(Raw records)
----------------------------------------
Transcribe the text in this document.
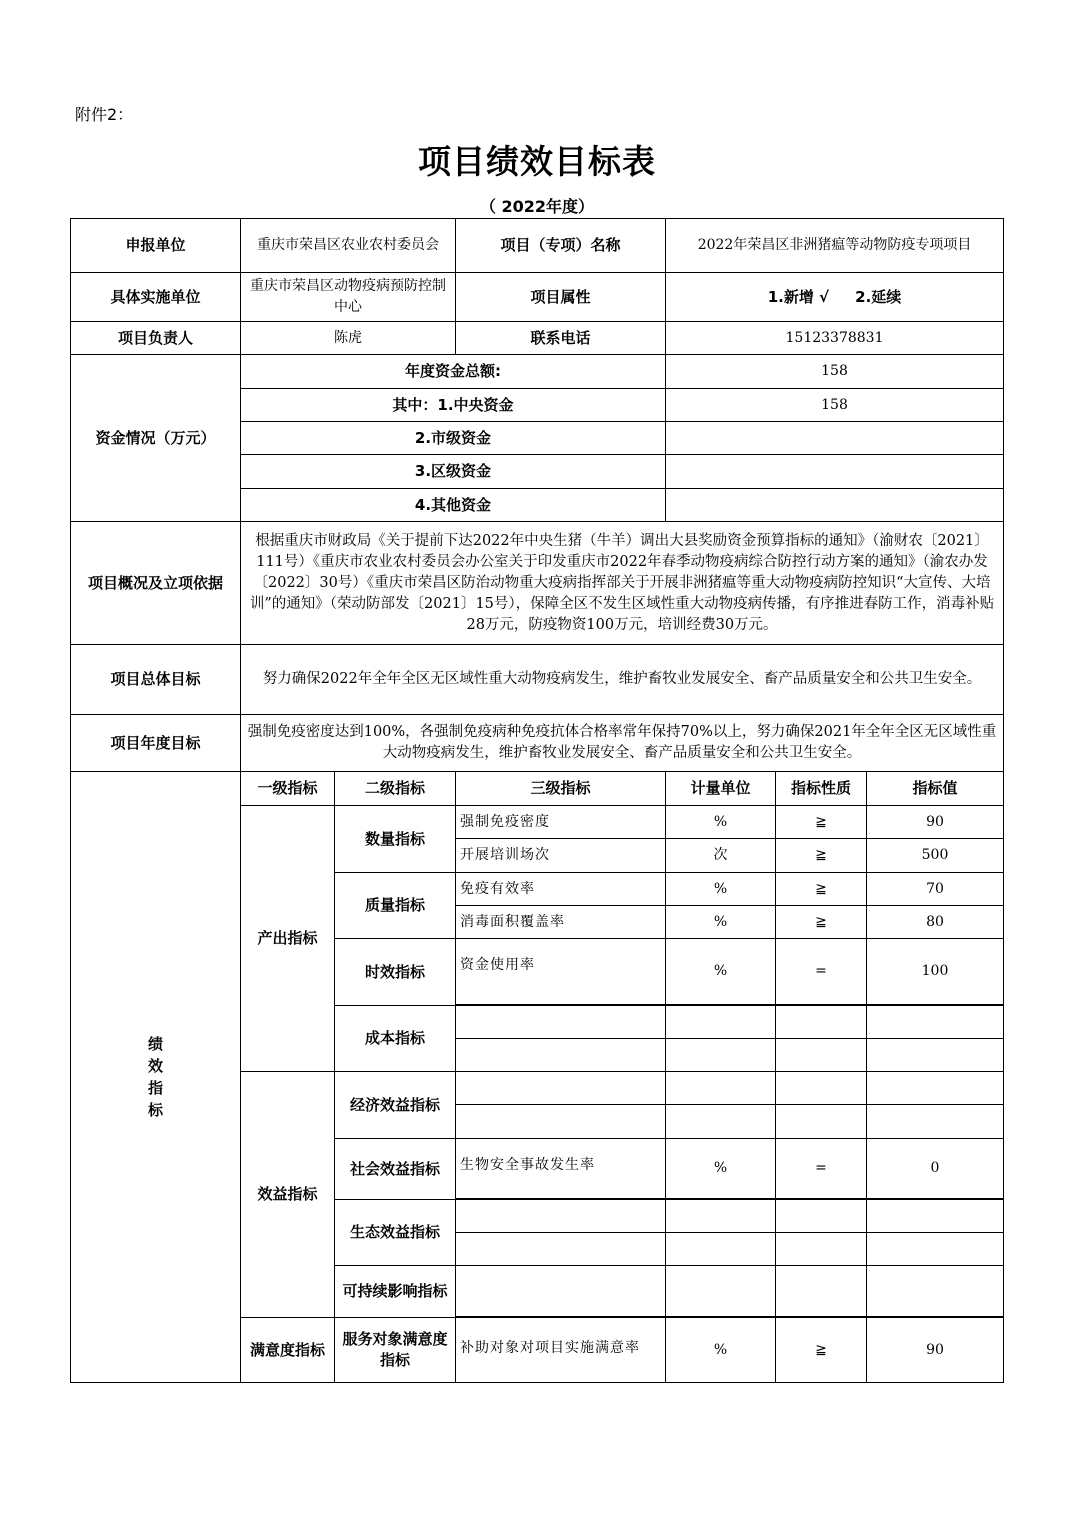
附件2：
项目绩效目标表
（ 2022年度）
申报单位	重庆市荣昌区农业农村委员会		项目（专项）名称	2022年荣昌区非洲猪瘟等动物防疫专项项目		
具体实施单位	重庆市荣昌区动物疫病预防控制中心		项目属性	1.新增 √     2.延续		
项目负责人	陈虎		联系电话	15123378831		
资金情况（万元）	年度资金总额:			158		
	其中：1.中央资金			158		
	2.市级资金					
	3.区级资金					
	4.其他资金					
项目概况及立项依据	根据重庆市财政局《关于提前下达2022年中央生猪（牛羊）调出大县奖励资金预算指标的通知》（渝财农〔2021〕111号）《重庆市农业农村委员会办公室关于印发重庆市2022年春季动物疫病综合防控行动方案的通知》（渝农办发〔2022〕30号）《重庆市荣昌区防治动物重大疫病指挥部关于开展非洲猪瘟等重大动物疫病防控知识“大宣传、大培训”的通知》（荣动防部发〔2021〕15号），保障全区不发生区域性重大动物疫病传播，有序推进春防工作，消毒补贴28万元，防疫物资100万元，培训经费30万元。					
项目总体目标	努力确保2022年全年全区无区域性重大动物疫病发生，维护畜牧业发展安全、畜产品质量安全和公共卫生安全。					
项目年度目标	强制免疫密度达到100%，各强制免疫病种免疫抗体合格率常年保持70%以上，努力确保2021年全年全区无区域性重大动物疫病发生，维护畜牧业发展安全、畜产品质量安全和公共卫生安全。					

绩效指标	一级指标	二级指标	三级指标	计量单位	指标性质	指标值
	产出指标	数量指标	强制免疫密度	%	≧	90
			开展培训场次	次	≧	500
		质量指标	免疫有效率	%	≧	70
			消毒面积覆盖率	%	≧	80
		时效指标	资金使用率	%	=	100

		成本指标				

	效益指标	经济效益指标				

		社会效益指标	生物安全事故发生率	%	=	0

		生态效益指标				

		可持续影响指标				

	满意度指标	服务对象满意度指标	补助对象对项目实施满意率	%	≧	90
----------------------------------------
• Objective
Exclude all images and restate the records above word for word.

• Problem solution
Transcribe the text in this document.
附件2：
项目绩效目标表
（ 2022年度）
申报单位	重庆市荣昌区农业农村委员会		项目（专项）名称	2022年荣昌区非洲猪瘟等动物防疫专项项目		
具体实施单位	重庆市荣昌区动物疫病预防控制中心		项目属性	1.新增 √     2.延续		
项目负责人	陈虎		联系电话	15123378831		
资金情况（万元）	年度资金总额:			158		
	其中：1.中央资金			158		
	2.市级资金					
	3.区级资金					
	4.其他资金					
项目概况及立项依据	根据重庆市财政局《关于提前下达2022年中央生猪（牛羊）调出大县奖励资金预算指标的通知》（渝财农〔2021〕111号）《重庆市农业农村委员会办公室关于印发重庆市2022年春季动物疫病综合防控行动方案的通知》（渝农办发〔2022〕30号）《重庆市荣昌区防治动物重大疫病指挥部关于开展非洲猪瘟等重大动物疫病防控知识“大宣传、大培训”的通知》（荣动防部发〔2021〕15号），保障全区不发生区域性重大动物疫病传播，有序推进春防工作，消毒补贴28万元，防疫物资100万元，培训经费30万元。					
项目总体目标	努力确保2022年全年全区无区域性重大动物疫病发生，维护畜牧业发展安全、畜产品质量安全和公共卫生安全。					
项目年度目标	强制免疫密度达到100%，各强制免疫病种免疫抗体合格率常年保持70%以上，努力确保2021年全年全区无区域性重大动物疫病发生，维护畜牧业发展安全、畜产品质量安全和公共卫生安全。					

绩效指标	一级指标	二级指标	三级指标	计量单位	指标性质	指标值
	产出指标	数量指标	强制免疫密度	%	≧	90
			开展培训场次	次	≧	500
		质量指标	免疫有效率	%	≧	70
			消毒面积覆盖率	%	≧	80
		时效指标	资金使用率	%	=	100

		成本指标				

	效益指标	经济效益指标				

		社会效益指标	生物安全事故发生率	%	=	0

		生态效益指标				

		可持续影响指标				

	满意度指标	服务对象满意度指标	补助对象对项目实施满意率	%	≧	90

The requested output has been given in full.